Document segment:
►
Cash and Cash Equivalents
We consider all highly liquid securities with original maturities
of three months or less when acquired, to be cash equivalents. We had no financial instruments that qualified as cash
equivalents at September 30, 2012 and 2011.
Fair Value of Financial Instruments
The carrying amounts of cash and current liabilities approximate
fair value because of the short-term maturity of these items. These fair value estimates are subjective in nature and involve uncertainties
and matters of significant judgment, and, therefore, cannot be determined with precision. Changes in assumptions could
significantly affect these estimates. We do not hold or issue financial instruments for trading purposes, nor do we
utilize derivative instruments.
The FASB ASC clarifies that fair value is an exit price, representing
the amount that would be received to sell an asset or paid to transfer a liability in an orderly transaction between market participants.
◄
How to complete this task: From the passage on cash equivalents and fair value, write out the words starting at "Fair Value of" and ending at "between market participants." with no changes. The items that come after this text are separate from it.

Entries supplied:
►
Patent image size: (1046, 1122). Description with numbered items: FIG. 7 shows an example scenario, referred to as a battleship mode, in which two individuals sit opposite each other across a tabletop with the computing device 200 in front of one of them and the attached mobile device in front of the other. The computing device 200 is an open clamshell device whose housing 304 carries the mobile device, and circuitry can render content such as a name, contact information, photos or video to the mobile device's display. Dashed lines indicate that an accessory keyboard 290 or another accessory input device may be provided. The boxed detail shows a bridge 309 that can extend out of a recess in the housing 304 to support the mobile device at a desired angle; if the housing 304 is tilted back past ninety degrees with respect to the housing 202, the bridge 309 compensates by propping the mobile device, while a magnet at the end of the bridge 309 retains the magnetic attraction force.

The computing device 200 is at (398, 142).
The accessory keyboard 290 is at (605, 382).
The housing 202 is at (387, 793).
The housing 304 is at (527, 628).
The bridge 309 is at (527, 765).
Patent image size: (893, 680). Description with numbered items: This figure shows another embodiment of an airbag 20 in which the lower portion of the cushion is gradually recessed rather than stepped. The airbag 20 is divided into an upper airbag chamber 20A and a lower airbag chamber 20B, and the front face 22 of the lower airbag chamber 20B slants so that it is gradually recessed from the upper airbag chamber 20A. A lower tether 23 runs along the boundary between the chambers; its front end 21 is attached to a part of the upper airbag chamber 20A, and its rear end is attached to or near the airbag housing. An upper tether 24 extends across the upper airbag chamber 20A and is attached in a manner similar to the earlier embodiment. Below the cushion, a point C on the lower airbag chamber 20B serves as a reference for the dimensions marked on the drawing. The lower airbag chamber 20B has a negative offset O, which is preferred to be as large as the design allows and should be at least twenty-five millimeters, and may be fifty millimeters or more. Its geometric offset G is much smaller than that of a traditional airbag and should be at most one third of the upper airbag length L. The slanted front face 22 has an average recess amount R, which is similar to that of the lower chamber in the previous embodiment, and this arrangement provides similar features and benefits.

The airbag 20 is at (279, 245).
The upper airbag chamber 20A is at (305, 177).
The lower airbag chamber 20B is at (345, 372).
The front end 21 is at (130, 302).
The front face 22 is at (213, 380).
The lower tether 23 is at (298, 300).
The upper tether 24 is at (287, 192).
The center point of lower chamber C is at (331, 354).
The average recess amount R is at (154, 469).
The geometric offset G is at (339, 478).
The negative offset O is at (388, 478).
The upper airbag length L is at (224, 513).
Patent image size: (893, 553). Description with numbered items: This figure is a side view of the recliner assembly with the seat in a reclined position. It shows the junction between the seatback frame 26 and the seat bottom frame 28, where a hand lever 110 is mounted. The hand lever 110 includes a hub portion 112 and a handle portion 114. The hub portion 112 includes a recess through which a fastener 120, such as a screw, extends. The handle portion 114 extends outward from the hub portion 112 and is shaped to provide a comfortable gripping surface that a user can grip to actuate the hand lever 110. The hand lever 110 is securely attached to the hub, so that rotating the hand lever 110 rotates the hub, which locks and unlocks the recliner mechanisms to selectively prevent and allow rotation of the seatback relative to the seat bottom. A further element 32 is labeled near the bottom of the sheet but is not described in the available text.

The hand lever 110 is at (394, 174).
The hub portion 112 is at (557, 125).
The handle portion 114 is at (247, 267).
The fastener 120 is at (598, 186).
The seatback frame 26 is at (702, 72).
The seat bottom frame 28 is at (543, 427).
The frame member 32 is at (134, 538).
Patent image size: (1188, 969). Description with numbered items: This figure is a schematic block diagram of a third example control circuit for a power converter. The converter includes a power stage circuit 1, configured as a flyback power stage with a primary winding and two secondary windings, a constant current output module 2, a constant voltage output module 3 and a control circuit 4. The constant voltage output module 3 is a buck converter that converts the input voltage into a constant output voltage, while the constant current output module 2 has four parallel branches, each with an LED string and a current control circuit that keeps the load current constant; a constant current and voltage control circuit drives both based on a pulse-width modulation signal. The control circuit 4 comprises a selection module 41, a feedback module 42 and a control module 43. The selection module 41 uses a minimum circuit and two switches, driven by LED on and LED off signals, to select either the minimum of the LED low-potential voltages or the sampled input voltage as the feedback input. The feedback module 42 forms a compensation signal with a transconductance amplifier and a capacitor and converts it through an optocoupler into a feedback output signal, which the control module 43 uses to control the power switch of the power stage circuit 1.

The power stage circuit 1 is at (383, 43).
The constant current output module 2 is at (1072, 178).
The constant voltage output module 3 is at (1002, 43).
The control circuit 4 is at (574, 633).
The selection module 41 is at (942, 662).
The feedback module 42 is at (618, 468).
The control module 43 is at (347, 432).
◄
Solution to this exercise:
Fair Value of Financial Instruments
The carrying amounts of cash and current liabilities approximate
fair value because of the short-term maturity of these items. These fair value estimates are subjective in nature and involve uncertainties
and matters of significant judgment, and, therefore, cannot be determined with precision. Changes in assumptions could
significantly affect these estimates. We do not hold or issue financial instruments for trading purposes, nor do we
utilize derivative instruments.
The FASB ASC clarifies that fair value is an exit price, representing
the amount that would be received to sell an asset or paid to transfer a liability in an orderly transaction between market participants.